:: DO THIS ::
Take the records underneath and set them down exactly.

:: RECORDS SUPPLIED ::

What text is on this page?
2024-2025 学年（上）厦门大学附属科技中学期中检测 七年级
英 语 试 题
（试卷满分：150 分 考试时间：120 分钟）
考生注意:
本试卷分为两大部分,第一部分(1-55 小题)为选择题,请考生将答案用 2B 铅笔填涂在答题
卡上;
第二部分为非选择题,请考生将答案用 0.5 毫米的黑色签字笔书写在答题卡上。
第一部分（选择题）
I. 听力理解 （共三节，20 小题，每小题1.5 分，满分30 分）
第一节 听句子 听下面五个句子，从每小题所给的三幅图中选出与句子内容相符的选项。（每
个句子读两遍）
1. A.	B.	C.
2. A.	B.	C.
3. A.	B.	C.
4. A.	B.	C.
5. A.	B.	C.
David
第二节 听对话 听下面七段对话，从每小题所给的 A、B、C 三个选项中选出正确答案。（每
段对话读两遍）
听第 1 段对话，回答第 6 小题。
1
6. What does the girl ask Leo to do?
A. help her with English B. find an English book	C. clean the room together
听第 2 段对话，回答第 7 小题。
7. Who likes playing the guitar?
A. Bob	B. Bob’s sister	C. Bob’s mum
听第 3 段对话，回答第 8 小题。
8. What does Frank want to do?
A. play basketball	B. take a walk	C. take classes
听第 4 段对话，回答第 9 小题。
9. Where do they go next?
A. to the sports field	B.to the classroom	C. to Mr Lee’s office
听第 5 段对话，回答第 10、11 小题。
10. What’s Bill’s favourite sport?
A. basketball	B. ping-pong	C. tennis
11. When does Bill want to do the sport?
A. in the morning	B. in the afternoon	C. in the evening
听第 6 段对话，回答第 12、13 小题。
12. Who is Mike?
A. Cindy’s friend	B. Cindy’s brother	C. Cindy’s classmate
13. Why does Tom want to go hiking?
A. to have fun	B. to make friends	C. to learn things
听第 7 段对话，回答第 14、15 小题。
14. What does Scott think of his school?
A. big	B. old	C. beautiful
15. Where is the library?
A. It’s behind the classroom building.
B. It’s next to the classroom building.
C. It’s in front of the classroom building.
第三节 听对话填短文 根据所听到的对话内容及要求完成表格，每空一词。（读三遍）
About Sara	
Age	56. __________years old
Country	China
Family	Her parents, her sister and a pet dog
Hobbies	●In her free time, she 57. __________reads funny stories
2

:: COMPLETE OUTPUT ::
What text is on this page?
2024-2025 学年（上）厦门大学附属科技中学期中检测 七年级
英 语 试 题
（试卷满分：150 分 考试时间：120 分钟）
考生注意:
本试卷分为两大部分,第一部分(1-55 小题)为选择题,请考生将答案用 2B 铅笔填涂在答题
卡上;
第二部分为非选择题,请考生将答案用 0.5 毫米的黑色签字笔书写在答题卡上。
第一部分（选择题）
I. 听力理解 （共三节，20 小题，每小题1.5 分，满分30 分）
第一节 听句子 听下面五个句子，从每小题所给的三幅图中选出与句子内容相符的选项。（每
个句子读两遍）
1. A.	B.	C.
2. A.	B.	C.
3. A.	B.	C.
4. A.	B.	C.
5. A.	B.	C.
David
第二节 听对话 听下面七段对话，从每小题所给的 A、B、C 三个选项中选出正确答案。（每
段对话读两遍）
听第 1 段对话，回答第 6 小题。
1
6. What does the girl ask Leo to do?
A. help her with English B. find an English book	C. clean the room together
听第 2 段对话，回答第 7 小题。
7. Who likes playing the guitar?
A. Bob	B. Bob’s sister	C. Bob’s mum
听第 3 段对话，回答第 8 小题。
8. What does Frank want to do?
A. play basketball	B. take a walk	C. take classes
听第 4 段对话，回答第 9 小题。
9. Where do they go next?
A. to the sports field	B.to the classroom	C. to Mr Lee’s office
听第 5 段对话，回答第 10、11 小题。
10. What’s Bill’s favourite sport?
A. basketball	B. ping-pong	C. tennis
11. When does Bill want to do the sport?
A. in the morning	B. in the afternoon	C. in the evening
听第 6 段对话，回答第 12、13 小题。
12. Who is Mike?
A. Cindy’s friend	B. Cindy’s brother	C. Cindy’s classmate
13. Why does Tom want to go hiking?
A. to have fun	B. to make friends	C. to learn things
听第 7 段对话，回答第 14、15 小题。
14. What does Scott think of his school?
A. big	B. old	C. beautiful
15. Where is the library?
A. It’s behind the classroom building.
B. It’s next to the classroom building.
C. It’s in front of the classroom building.
第三节 听对话填短文 根据所听到的对话内容及要求完成表格，每空一词。（读三遍）
About Sara	
Age	56. __________years old
Country	China
Family	Her parents, her sister and a pet dog
Hobbies	●In her free time, she 57. __________reads funny stories
2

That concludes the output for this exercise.